* [Requirements]:
Please give the entries again in full and exactly, without any picture.
::: Records for this exercise :::
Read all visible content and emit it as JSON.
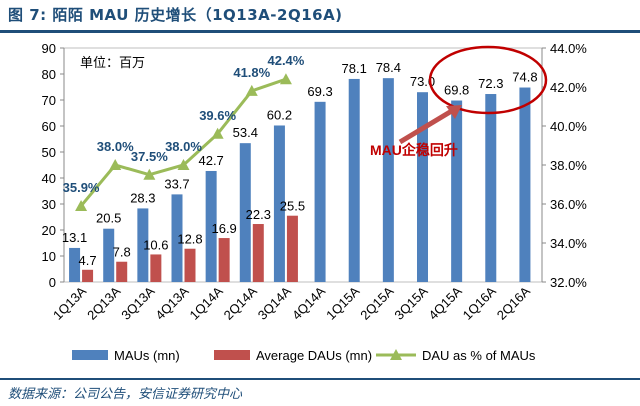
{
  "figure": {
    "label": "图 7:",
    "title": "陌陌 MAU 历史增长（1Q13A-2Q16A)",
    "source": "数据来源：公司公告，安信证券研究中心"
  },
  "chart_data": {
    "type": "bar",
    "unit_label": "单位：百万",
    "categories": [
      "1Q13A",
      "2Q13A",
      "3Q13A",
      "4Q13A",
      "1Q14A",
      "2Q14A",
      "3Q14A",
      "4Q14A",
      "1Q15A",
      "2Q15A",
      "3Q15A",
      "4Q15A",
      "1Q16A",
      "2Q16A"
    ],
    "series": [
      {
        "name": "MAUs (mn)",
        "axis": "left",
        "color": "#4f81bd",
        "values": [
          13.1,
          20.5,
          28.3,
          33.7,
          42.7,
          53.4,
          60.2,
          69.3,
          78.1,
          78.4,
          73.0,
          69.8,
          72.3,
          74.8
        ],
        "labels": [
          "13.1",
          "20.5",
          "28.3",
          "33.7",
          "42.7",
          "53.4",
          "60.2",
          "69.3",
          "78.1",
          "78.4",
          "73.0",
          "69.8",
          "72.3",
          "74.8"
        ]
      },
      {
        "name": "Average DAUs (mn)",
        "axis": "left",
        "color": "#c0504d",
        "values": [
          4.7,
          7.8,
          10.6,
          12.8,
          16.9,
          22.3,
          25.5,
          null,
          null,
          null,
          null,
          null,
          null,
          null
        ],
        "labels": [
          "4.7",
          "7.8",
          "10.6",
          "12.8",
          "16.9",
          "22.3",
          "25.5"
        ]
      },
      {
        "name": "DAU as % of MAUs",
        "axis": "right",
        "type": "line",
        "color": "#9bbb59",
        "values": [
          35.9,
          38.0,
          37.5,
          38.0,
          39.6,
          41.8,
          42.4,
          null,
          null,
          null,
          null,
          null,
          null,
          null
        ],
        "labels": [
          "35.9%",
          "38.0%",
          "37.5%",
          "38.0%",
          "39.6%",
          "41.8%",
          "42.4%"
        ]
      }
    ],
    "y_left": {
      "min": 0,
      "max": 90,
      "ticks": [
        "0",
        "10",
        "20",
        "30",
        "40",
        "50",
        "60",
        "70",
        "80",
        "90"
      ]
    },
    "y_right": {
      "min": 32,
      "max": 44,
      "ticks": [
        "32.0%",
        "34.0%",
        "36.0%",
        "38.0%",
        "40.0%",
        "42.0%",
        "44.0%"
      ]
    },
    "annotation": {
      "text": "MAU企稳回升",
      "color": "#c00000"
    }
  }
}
:::
* [The completed task]:
Read all visible content and emit it as JSON.
{
  "figure": {
    "label": "图 7:",
    "title": "陌陌 MAU 历史增长（1Q13A-2Q16A)",
    "source": "数据来源：公司公告，安信证券研究中心"
  },
  "chart_data": {
    "type": "bar",
    "unit_label": "单位：百万",
    "categories": [
      "1Q13A",
      "2Q13A",
      "3Q13A",
      "4Q13A",
      "1Q14A",
      "2Q14A",
      "3Q14A",
      "4Q14A",
      "1Q15A",
      "2Q15A",
      "3Q15A",
      "4Q15A",
      "1Q16A",
      "2Q16A"
    ],
    "series": [
      {
        "name": "MAUs (mn)",
        "axis": "left",
        "color": "#4f81bd",
        "values": [
          13.1,
          20.5,
          28.3,
          33.7,
          42.7,
          53.4,
          60.2,
          69.3,
          78.1,
          78.4,
          73.0,
          69.8,
          72.3,
          74.8
        ],
        "labels": [
          "13.1",
          "20.5",
          "28.3",
          "33.7",
          "42.7",
          "53.4",
          "60.2",
          "69.3",
          "78.1",
          "78.4",
          "73.0",
          "69.8",
          "72.3",
          "74.8"
        ]
      },
      {
        "name": "Average DAUs (mn)",
        "axis": "left",
        "color": "#c0504d",
        "values": [
          4.7,
          7.8,
          10.6,
          12.8,
          16.9,
          22.3,
          25.5,
          null,
          null,
          null,
          null,
          null,
          null,
          null
        ],
        "labels": [
          "4.7",
          "7.8",
          "10.6",
          "12.8",
          "16.9",
          "22.3",
          "25.5"
        ]
      },
      {
        "name": "DAU as % of MAUs",
        "axis": "right",
        "type": "line",
        "color": "#9bbb59",
        "values": [
          35.9,
          38.0,
          37.5,
          38.0,
          39.6,
          41.8,
          42.4,
          null,
          null,
          null,
          null,
          null,
          null,
          null
        ],
        "labels": [
          "35.9%",
          "38.0%",
          "37.5%",
          "38.0%",
          "39.6%",
          "41.8%",
          "42.4%"
        ]
      }
    ],
    "y_left": {
      "min": 0,
      "max": 90,
      "ticks": [
        "0",
        "10",
        "20",
        "30",
        "40",
        "50",
        "60",
        "70",
        "80",
        "90"
      ]
    },
    "y_right": {
      "min": 32,
      "max": 44,
      "ticks": [
        "32.0%",
        "34.0%",
        "36.0%",
        "38.0%",
        "40.0%",
        "42.0%",
        "44.0%"
      ]
    },
    "annotation": {
      "text": "MAU企稳回升",
      "color": "#c00000"
    }
  }
}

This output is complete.